### [Information given]
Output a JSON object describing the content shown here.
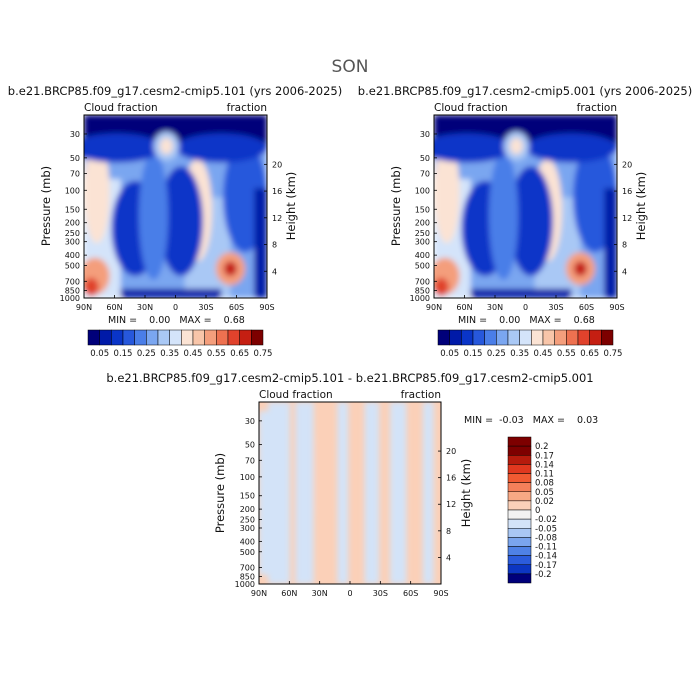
{
  "figure": {
    "title": "SON"
  },
  "chart_data": [
    {
      "type": "heatmap",
      "title": "b.e21.BRCP85.f09_g17.cesm2-cmip5.101 (yrs 2006-2025)",
      "subtitle_left": "Cloud fraction",
      "subtitle_right": "fraction",
      "xlabel": "",
      "ylabel": "Pressure (mb)",
      "ylabel_right": "Height (km)",
      "x_ticks": [
        "90N",
        "60N",
        "30N",
        "0",
        "30S",
        "60S",
        "90S"
      ],
      "y_ticks": [
        "1000",
        "850",
        "700",
        "500",
        "400",
        "300",
        "250",
        "200",
        "150",
        "100",
        "70",
        "50",
        "30"
      ],
      "y_ticks_right": [
        "4",
        "8",
        "12",
        "16",
        "20"
      ],
      "min_max_text": "MIN =    0.00   MAX =    0.68",
      "colorbar_labels": [
        "0.05",
        "0.15",
        "0.25",
        "0.35",
        "0.45",
        "0.55",
        "0.65",
        "0.75"
      ]
    },
    {
      "type": "heatmap",
      "title": "b.e21.BRCP85.f09_g17.cesm2-cmip5.001 (yrs 2006-2025)",
      "subtitle_left": "Cloud fraction",
      "subtitle_right": "fraction",
      "xlabel": "",
      "ylabel": "Pressure (mb)",
      "ylabel_right": "Height (km)",
      "x_ticks": [
        "90N",
        "60N",
        "30N",
        "0",
        "30S",
        "60S",
        "90S"
      ],
      "y_ticks": [
        "1000",
        "850",
        "700",
        "500",
        "400",
        "300",
        "250",
        "200",
        "150",
        "100",
        "70",
        "50",
        "30"
      ],
      "y_ticks_right": [
        "4",
        "8",
        "12",
        "16",
        "20"
      ],
      "min_max_text": "MIN =    0.00   MAX =    0.68",
      "colorbar_labels": [
        "0.05",
        "0.15",
        "0.25",
        "0.35",
        "0.45",
        "0.55",
        "0.65",
        "0.75"
      ]
    },
    {
      "type": "heatmap",
      "title": "b.e21.BRCP85.f09_g17.cesm2-cmip5.101 - b.e21.BRCP85.f09_g17.cesm2-cmip5.001",
      "subtitle_left": "Cloud fraction",
      "subtitle_right": "fraction",
      "xlabel": "",
      "ylabel": "Pressure (mb)",
      "ylabel_right": "Height (km)",
      "x_ticks": [
        "90N",
        "60N",
        "30N",
        "0",
        "30S",
        "60S",
        "90S"
      ],
      "y_ticks": [
        "1000",
        "850",
        "700",
        "500",
        "400",
        "300",
        "250",
        "200",
        "150",
        "100",
        "70",
        "50",
        "30"
      ],
      "y_ticks_right": [
        "4",
        "8",
        "12",
        "16",
        "20"
      ],
      "min_max_text": "MIN =  -0.03   MAX =    0.03",
      "colorbar_labels": [
        "0.2",
        "0.17",
        "0.14",
        "0.11",
        "0.08",
        "0.05",
        "0.02",
        "0",
        "-0.02",
        "-0.05",
        "-0.08",
        "-0.11",
        "-0.14",
        "-0.17",
        "-0.2"
      ]
    }
  ],
  "colors": {
    "cb_main": [
      "#00007a",
      "#001aa8",
      "#0a35c8",
      "#2758dc",
      "#4a7ee8",
      "#7aa6f0",
      "#a9c8f5",
      "#d4e4fa",
      "#fbe3d4",
      "#f8c5a9",
      "#f49e7c",
      "#ee7150",
      "#e0422c",
      "#c51f12",
      "#7d0000"
    ],
    "cb_diff": [
      "#7d0000",
      "#b51b0d",
      "#e0381f",
      "#f15a32",
      "#f5805a",
      "#f8a884",
      "#fbd0b8",
      "#f2f2f2",
      "#d3e3f8",
      "#a9c7f4",
      "#7aa5ee",
      "#4f82e6",
      "#2b5cdc",
      "#0c36c2",
      "#00007a"
    ]
  }
}
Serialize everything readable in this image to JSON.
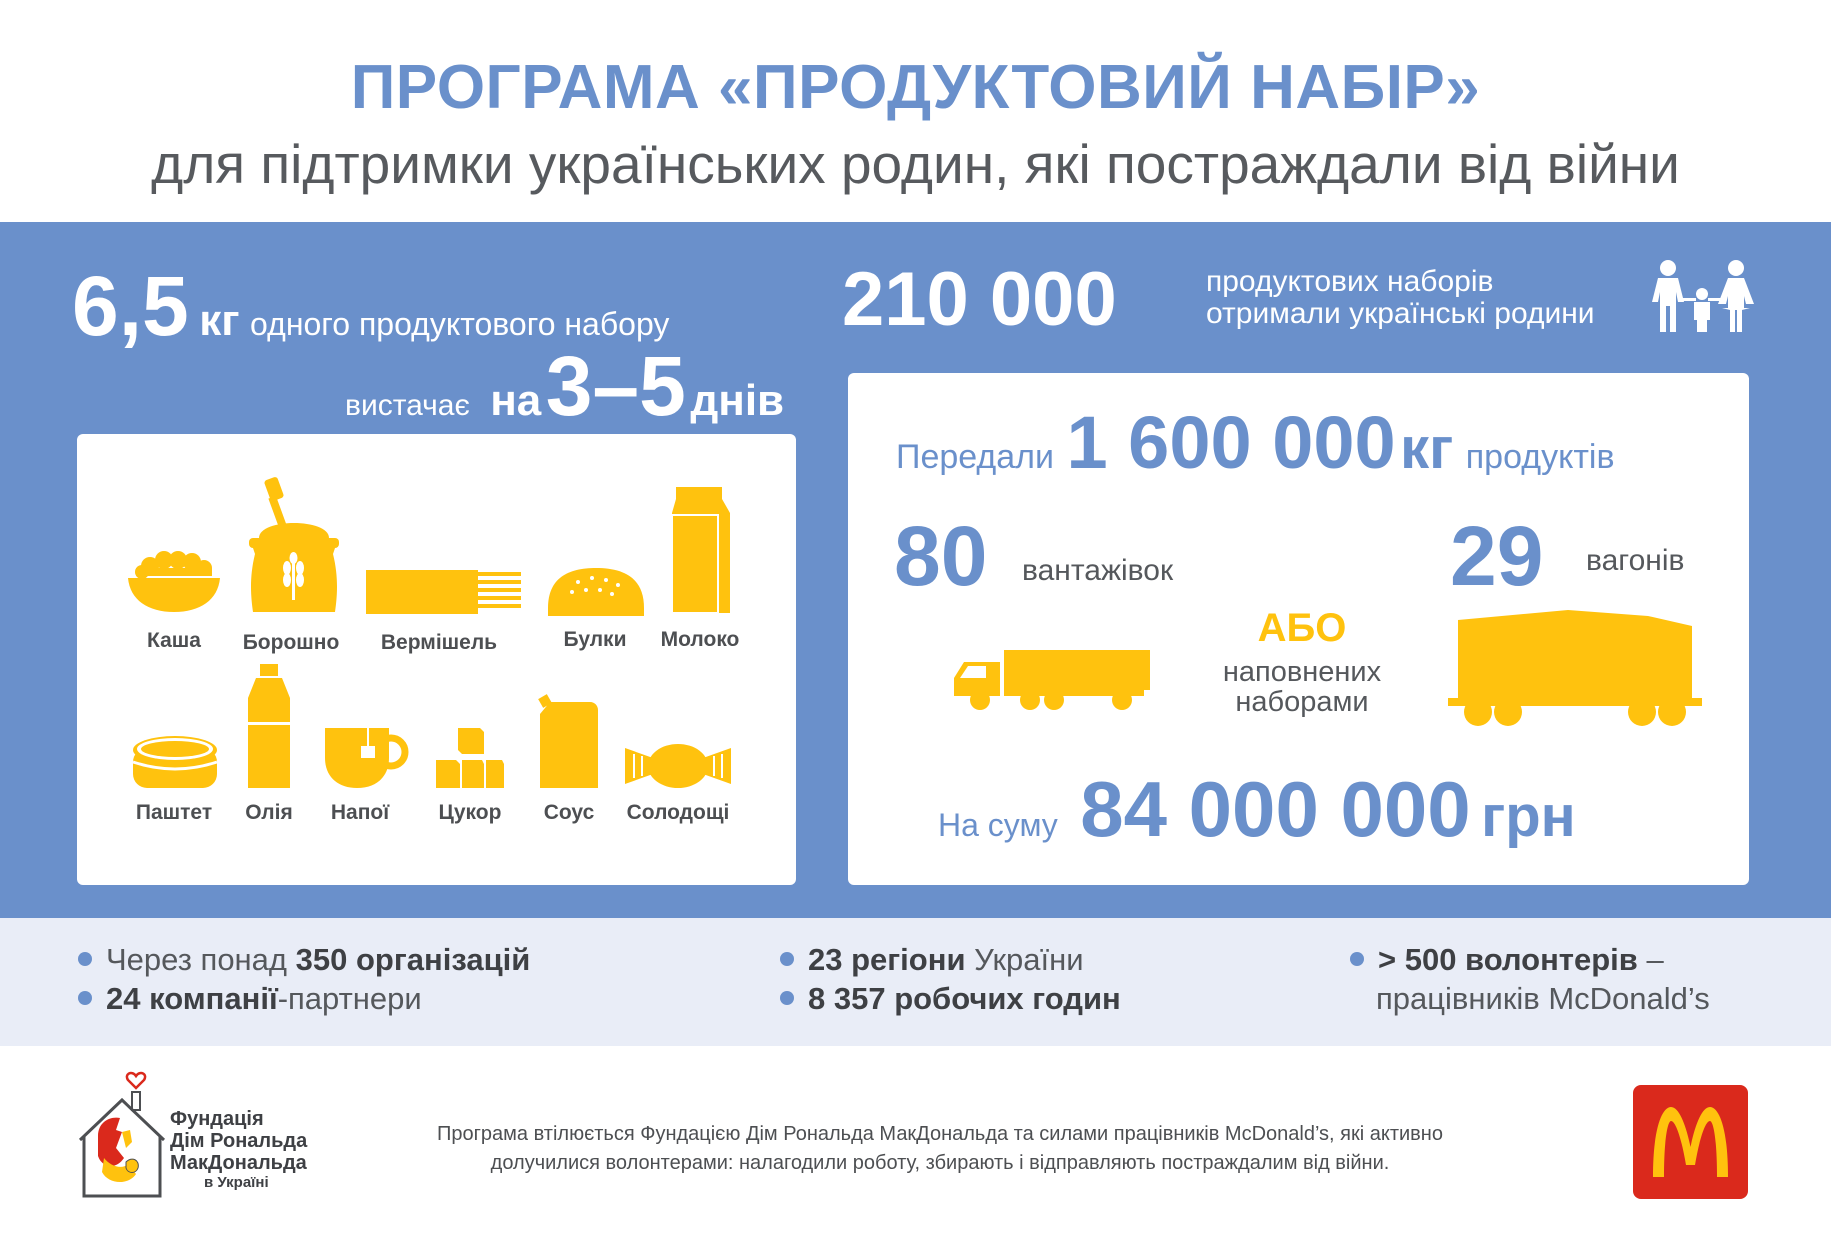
{
  "header": {
    "title": "ПРОГРАМА «ПРОДУКТОВИЙ НАБІР»",
    "subtitle": "для підтримки українських родин, які постраждали від війни"
  },
  "left": {
    "weight_value": "6,5",
    "weight_unit": "кг",
    "weight_text": "одного продуктового набору",
    "lasts_text": "вистачає",
    "lasts_prefix": "на",
    "lasts_value": "3–5",
    "lasts_unit": "днів",
    "products": [
      {
        "label": "Каша",
        "icon": "porridge-bowl-icon"
      },
      {
        "label": "Борошно",
        "icon": "flour-sack-icon"
      },
      {
        "label": "Вермішель",
        "icon": "vermicelli-icon"
      },
      {
        "label": "Булки",
        "icon": "bun-icon"
      },
      {
        "label": "Молоко",
        "icon": "milk-carton-icon"
      },
      {
        "label": "Паштет",
        "icon": "pate-can-icon"
      },
      {
        "label": "Олія",
        "icon": "oil-bottle-icon"
      },
      {
        "label": "Напої",
        "icon": "tea-cup-icon"
      },
      {
        "label": "Цукор",
        "icon": "sugar-cubes-icon"
      },
      {
        "label": "Соус",
        "icon": "sauce-pack-icon"
      },
      {
        "label": "Солодощі",
        "icon": "candy-icon"
      }
    ]
  },
  "right": {
    "sets_value": "210 000",
    "sets_line1": "продуктових наборів",
    "sets_line2": "отримали українські родини",
    "transferred_prefix": "Передали",
    "transferred_value": "1 600 000",
    "transferred_unit": "кг",
    "transferred_suffix": "продуктів",
    "trucks_value": "80",
    "trucks_label": "вантажівок",
    "wagons_value": "29",
    "wagons_label": "вагонів",
    "or_label": "АБО",
    "filled_line1": "наповнених",
    "filled_line2": "наборами",
    "sum_prefix": "На суму",
    "sum_value": "84 000 000",
    "sum_unit": "грн"
  },
  "stats": {
    "orgs_prefix": "Через понад",
    "orgs_bold": "350 організацій",
    "partners_bold": "24 компанії",
    "partners_suffix": "-партнери",
    "regions_bold": "23 регіони",
    "regions_suffix": "України",
    "hours_bold": "8 357 робочих годин",
    "volunteers_bold": "> 500 волонтерів",
    "volunteers_dash": "–",
    "volunteers_line2": "працівників McDonald’s"
  },
  "footer": {
    "foundation_line1": "Фундація",
    "foundation_line2": "Дім Рональда",
    "foundation_line3": "МакДональда",
    "foundation_line4": "в Україні",
    "text_line1": "Програма втілюється Фундацією Дім Рональда МакДональда та силами працівників McDonald’s, які активно",
    "text_line2": "долучилися волонтерами: налагодили роботу, збирають і відправляють постраждалим від війни."
  },
  "colors": {
    "accent_blue": "#6a90cb",
    "icon_yellow": "#ffc20e",
    "mcd_red": "#da291c",
    "text_gray": "#4d4f52"
  }
}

### [The exercise]
Produce an exact copy of each line of data, skipping embedded images.

### [Worked solution]
Output a JSON object describing the content shown here.
{
  "figure": {
    "title": "SON"
  },
  "chart_data": [
    {
      "type": "heatmap",
      "title": "b.e21.BRCP85.f09_g17.cesm2-cmip5.101 (yrs 2006-2025)",
      "subtitle_left": "Cloud fraction",
      "subtitle_right": "fraction",
      "xlabel": "",
      "ylabel": "Pressure (mb)",
      "ylabel_right": "Height (km)",
      "x_ticks": [
        "90N",
        "60N",
        "30N",
        "0",
        "30S",
        "60S",
        "90S"
      ],
      "y_ticks": [
        "1000",
        "850",
        "700",
        "500",
        "400",
        "300",
        "250",
        "200",
        "150",
        "100",
        "70",
        "50",
        "30"
      ],
      "y_ticks_right": [
        "4",
        "8",
        "12",
        "16",
        "20"
      ],
      "min_max_text": "MIN =    0.00   MAX =    0.68",
      "colorbar_labels": [
        "0.05",
        "0.15",
        "0.25",
        "0.35",
        "0.45",
        "0.55",
        "0.65",
        "0.75"
      ]
    },
    {
      "type": "heatmap",
      "title": "b.e21.BRCP85.f09_g17.cesm2-cmip5.001 (yrs 2006-2025)",
      "subtitle_left": "Cloud fraction",
      "subtitle_right": "fraction",
      "xlabel": "",
      "ylabel": "Pressure (mb)",
      "ylabel_right": "Height (km)",
      "x_ticks": [
        "90N",
        "60N",
        "30N",
        "0",
        "30S",
        "60S",
        "90S"
      ],
      "y_ticks": [
        "1000",
        "850",
        "700",
        "500",
        "400",
        "300",
        "250",
        "200",
        "150",
        "100",
        "70",
        "50",
        "30"
      ],
      "y_ticks_right": [
        "4",
        "8",
        "12",
        "16",
        "20"
      ],
      "min_max_text": "MIN =    0.00   MAX =    0.68",
      "colorbar_labels": [
        "0.05",
        "0.15",
        "0.25",
        "0.35",
        "0.45",
        "0.55",
        "0.65",
        "0.75"
      ]
    },
    {
      "type": "heatmap",
      "title": "b.e21.BRCP85.f09_g17.cesm2-cmip5.101 - b.e21.BRCP85.f09_g17.cesm2-cmip5.001",
      "subtitle_left": "Cloud fraction",
      "subtitle_right": "fraction",
      "xlabel": "",
      "ylabel": "Pressure (mb)",
      "ylabel_right": "Height (km)",
      "x_ticks": [
        "90N",
        "60N",
        "30N",
        "0",
        "30S",
        "60S",
        "90S"
      ],
      "y_ticks": [
        "1000",
        "850",
        "700",
        "500",
        "400",
        "300",
        "250",
        "200",
        "150",
        "100",
        "70",
        "50",
        "30"
      ],
      "y_ticks_right": [
        "4",
        "8",
        "12",
        "16",
        "20"
      ],
      "min_max_text": "MIN =  -0.03   MAX =    0.03",
      "colorbar_labels": [
        "0.2",
        "0.17",
        "0.14",
        "0.11",
        "0.08",
        "0.05",
        "0.02",
        "0",
        "-0.02",
        "-0.05",
        "-0.08",
        "-0.11",
        "-0.14",
        "-0.17",
        "-0.2"
      ]
    }
  ],
  "colors": {
    "cb_main": [
      "#00007a",
      "#001aa8",
      "#0a35c8",
      "#2758dc",
      "#4a7ee8",
      "#7aa6f0",
      "#a9c8f5",
      "#d4e4fa",
      "#fbe3d4",
      "#f8c5a9",
      "#f49e7c",
      "#ee7150",
      "#e0422c",
      "#c51f12",
      "#7d0000"
    ],
    "cb_diff": [
      "#7d0000",
      "#b51b0d",
      "#e0381f",
      "#f15a32",
      "#f5805a",
      "#f8a884",
      "#fbd0b8",
      "#f2f2f2",
      "#d3e3f8",
      "#a9c7f4",
      "#7aa5ee",
      "#4f82e6",
      "#2b5cdc",
      "#0c36c2",
      "#00007a"
    ]
  }
}
Serialize everything readable in this image to JSON.
{
  "header": {
    "title": "ПРОГРАМА «ПРОДУКТОВИЙ НАБІР»",
    "subtitle": "для підтримки українських родин, які постраждали від війни"
  },
  "left": {
    "weight_value": "6,5",
    "weight_unit": "кг",
    "weight_text": "одного продуктового набору",
    "lasts_text": "вистачає",
    "lasts_prefix": "на",
    "lasts_value": "3–5",
    "lasts_unit": "днів",
    "products": [
      {
        "label": "Каша",
        "icon": "porridge-bowl-icon"
      },
      {
        "label": "Борошно",
        "icon": "flour-sack-icon"
      },
      {
        "label": "Вермішель",
        "icon": "vermicelli-icon"
      },
      {
        "label": "Булки",
        "icon": "bun-icon"
      },
      {
        "label": "Молоко",
        "icon": "milk-carton-icon"
      },
      {
        "label": "Паштет",
        "icon": "pate-can-icon"
      },
      {
        "label": "Олія",
        "icon": "oil-bottle-icon"
      },
      {
        "label": "Напої",
        "icon": "tea-cup-icon"
      },
      {
        "label": "Цукор",
        "icon": "sugar-cubes-icon"
      },
      {
        "label": "Соус",
        "icon": "sauce-pack-icon"
      },
      {
        "label": "Солодощі",
        "icon": "candy-icon"
      }
    ]
  },
  "right": {
    "sets_value": "210 000",
    "sets_line1": "продуктових наборів",
    "sets_line2": "отримали українські родини",
    "transferred_prefix": "Передали",
    "transferred_value": "1 600 000",
    "transferred_unit": "кг",
    "transferred_suffix": "продуктів",
    "trucks_value": "80",
    "trucks_label": "вантажівок",
    "wagons_value": "29",
    "wagons_label": "вагонів",
    "or_label": "АБО",
    "filled_line1": "наповнених",
    "filled_line2": "наборами",
    "sum_prefix": "На суму",
    "sum_value": "84 000 000",
    "sum_unit": "грн"
  },
  "stats": {
    "orgs_prefix": "Через понад",
    "orgs_bold": "350 організацій",
    "partners_bold": "24 компанії",
    "partners_suffix": "-партнери",
    "regions_bold": "23 регіони",
    "regions_suffix": "України",
    "hours_bold": "8 357 робочих годин",
    "volunteers_bold": "> 500 волонтерів",
    "volunteers_dash": "–",
    "volunteers_line2": "працівників McDonald’s"
  },
  "footer": {
    "foundation_line1": "Фундація",
    "foundation_line2": "Дім Рональда",
    "foundation_line3": "МакДональда",
    "foundation_line4": "в Україні",
    "text_line1": "Програма втілюється Фундацією Дім Рональда МакДональда та силами працівників McDonald’s, які активно",
    "text_line2": "долучилися волонтерами: налагодили роботу, збирають і відправляють постраждалим від війни."
  },
  "colors": {
    "accent_blue": "#6a90cb",
    "icon_yellow": "#ffc20e",
    "mcd_red": "#da291c",
    "text_gray": "#4d4f52"
  }
}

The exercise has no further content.